Problem description: Show all lines holding the string "Emissions".

Supplied records:
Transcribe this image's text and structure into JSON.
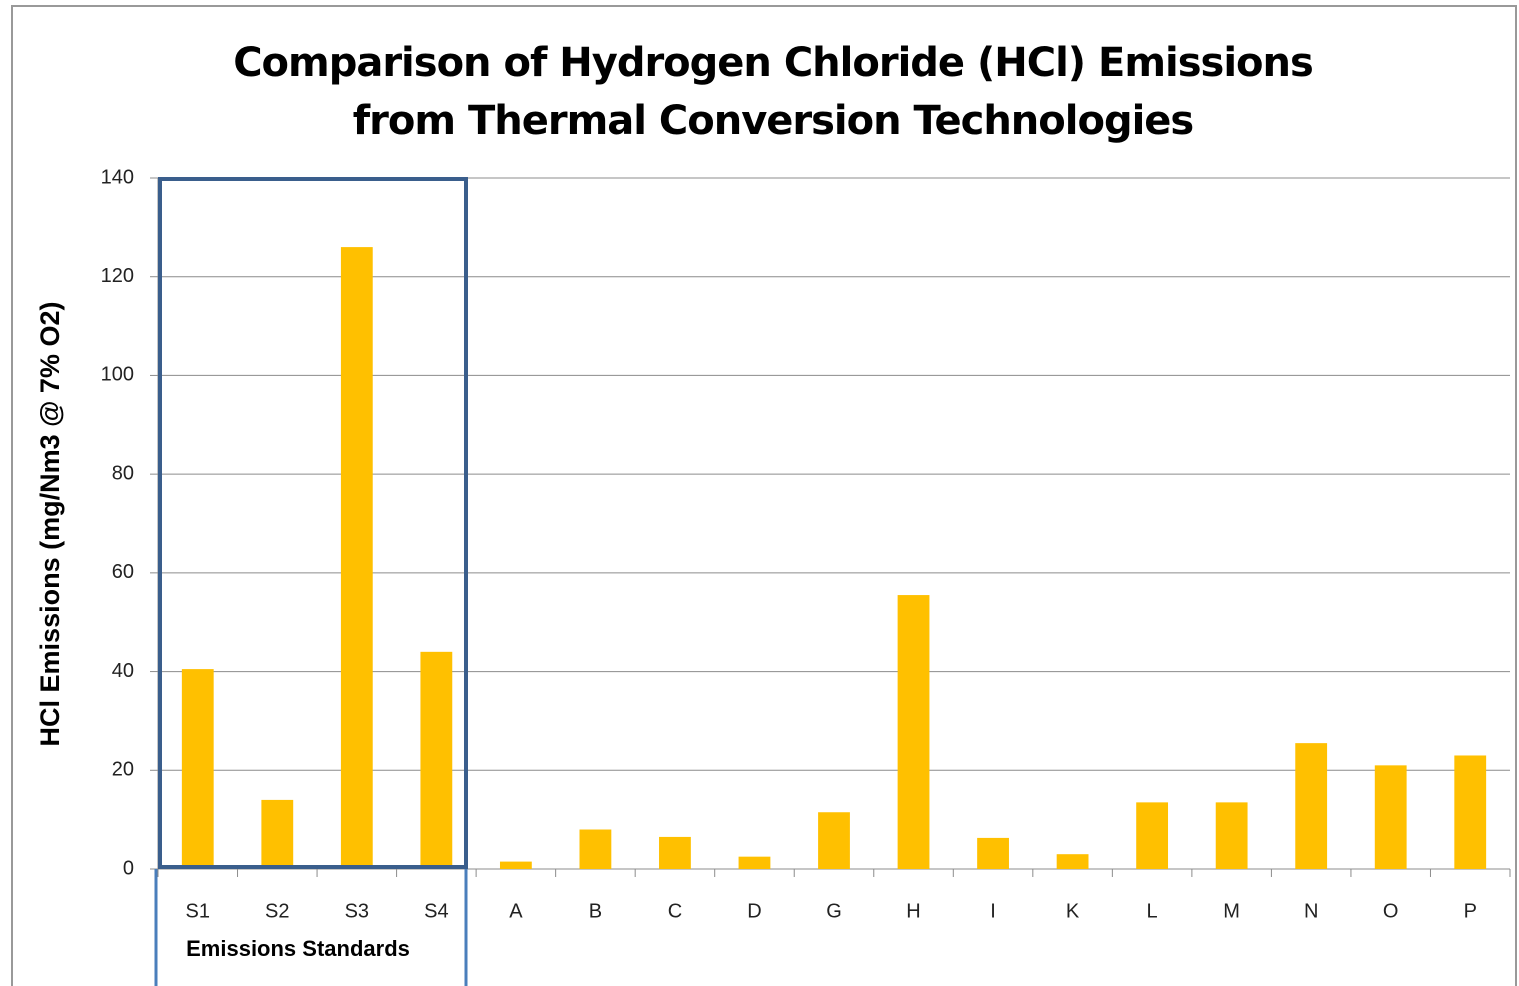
{
  "chart_data": {
    "type": "bar",
    "title": "Comparison of Hydrogen Chloride (HCl) Emissions from Thermal Conversion Technologies",
    "y_label": "HCl Emissions (mg/Nm3 @ 7% O2)",
    "annotation": "Emissions Standards",
    "categories": [
      "S1",
      "S2",
      "S3",
      "S4",
      "A",
      "B",
      "C",
      "D",
      "G",
      "H",
      "I",
      "K",
      "L",
      "M",
      "N",
      "O",
      "P"
    ],
    "values": [
      40.5,
      14,
      126,
      44,
      1.5,
      8,
      6.5,
      2.5,
      11.5,
      55.5,
      6.3,
      3,
      13.5,
      13.5,
      25.5,
      21,
      23
    ],
    "color": "#ffc000",
    "ylim": [
      0,
      140
    ],
    "yticks": [
      0,
      20,
      40,
      60,
      80,
      100,
      120,
      140
    ],
    "grid": true
  }
}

Written reply:
    "title": "Comparison of Hydrogen Chloride (HCl) Emissions from Thermal Conversion Technologies",
    "y_label": "HCl Emissions (mg/Nm3 @ 7% O2)",
    "annotation": "Emissions Standards",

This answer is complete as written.